Task details |
Reproduce all of the records exactly.

Listing |
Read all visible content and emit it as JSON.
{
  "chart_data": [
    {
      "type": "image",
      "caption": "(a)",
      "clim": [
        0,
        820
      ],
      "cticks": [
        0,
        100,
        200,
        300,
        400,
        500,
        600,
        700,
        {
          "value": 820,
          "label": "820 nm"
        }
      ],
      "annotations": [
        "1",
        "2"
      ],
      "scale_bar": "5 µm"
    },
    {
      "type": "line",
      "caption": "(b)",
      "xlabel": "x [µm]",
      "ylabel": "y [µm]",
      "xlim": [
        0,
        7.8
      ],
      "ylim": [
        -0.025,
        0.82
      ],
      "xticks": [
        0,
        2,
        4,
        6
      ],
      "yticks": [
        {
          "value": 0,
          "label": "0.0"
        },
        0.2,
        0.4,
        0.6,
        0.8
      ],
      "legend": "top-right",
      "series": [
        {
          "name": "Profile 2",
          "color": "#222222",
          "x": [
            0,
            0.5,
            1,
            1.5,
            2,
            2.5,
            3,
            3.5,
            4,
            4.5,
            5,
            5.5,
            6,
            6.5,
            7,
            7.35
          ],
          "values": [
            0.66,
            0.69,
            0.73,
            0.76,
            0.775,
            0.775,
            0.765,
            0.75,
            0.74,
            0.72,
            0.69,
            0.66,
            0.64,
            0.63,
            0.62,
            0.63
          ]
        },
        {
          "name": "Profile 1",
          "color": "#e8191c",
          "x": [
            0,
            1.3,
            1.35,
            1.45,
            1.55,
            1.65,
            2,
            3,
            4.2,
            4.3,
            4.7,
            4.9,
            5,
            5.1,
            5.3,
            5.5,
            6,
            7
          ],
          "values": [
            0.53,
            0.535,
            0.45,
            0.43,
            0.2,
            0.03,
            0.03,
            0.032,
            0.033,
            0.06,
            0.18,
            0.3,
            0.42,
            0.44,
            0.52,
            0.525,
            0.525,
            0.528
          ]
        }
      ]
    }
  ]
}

Answer for the task |
Read all visible content and emit it as JSON.
{
  "chart_data": [
    {
      "type": "image",
      "caption": "(a)",
      "clim": [
        0,
        820
      ],
      "cticks": [
        0,
        100,
        200,
        300,
        400,
        500,
        600,
        700,
        {
          "value": 820,
          "label": "820 nm"
        }
      ],
      "annotations": [
        "1",
        "2"
      ],
      "scale_bar": "5 µm"
    },
    {
      "type": "line",
      "caption": "(b)",
      "xlabel": "x [µm]",
      "ylabel": "y [µm]",
      "xlim": [
        0,
        7.8
      ],
      "ylim": [
        -0.025,
        0.82
      ],
      "xticks": [
        0,
        2,
        4,
        6
      ],
      "yticks": [
        {
          "value": 0,
          "label": "0.0"
        },
        0.2,
        0.4,
        0.6,
        0.8
      ],
      "legend": "top-right",
      "series": [
        {
          "name": "Profile 2",
          "color": "#222222",
          "x": [
            0,
            0.5,
            1,
            1.5,
            2,
            2.5,
            3,
            3.5,
            4,
            4.5,
            5,
            5.5,
            6,
            6.5,
            7,
            7.35
          ],
          "values": [
            0.66,
            0.69,
            0.73,
            0.76,
            0.775,
            0.775,
            0.765,
            0.75,
            0.74,
            0.72,
            0.69,
            0.66,
            0.64,
            0.63,
            0.62,
            0.63
          ]
        },
        {
          "name": "Profile 1",
          "color": "#e8191c",
          "x": [
            0,
            1.3,
            1.35,
            1.45,
            1.55,
            1.65,
            2,
            3,
            4.2,
            4.3,
            4.7,
            4.9,
            5,
            5.1,
            5.3,
            5.5,
            6,
            7
          ],
          "values": [
            0.53,
            0.535,
            0.45,
            0.43,
            0.2,
            0.03,
            0.03,
            0.032,
            0.033,
            0.06,
            0.18,
            0.3,
            0.42,
            0.44,
            0.52,
            0.525,
            0.525,
            0.528
          ]
        }
      ]
    }
  ]
}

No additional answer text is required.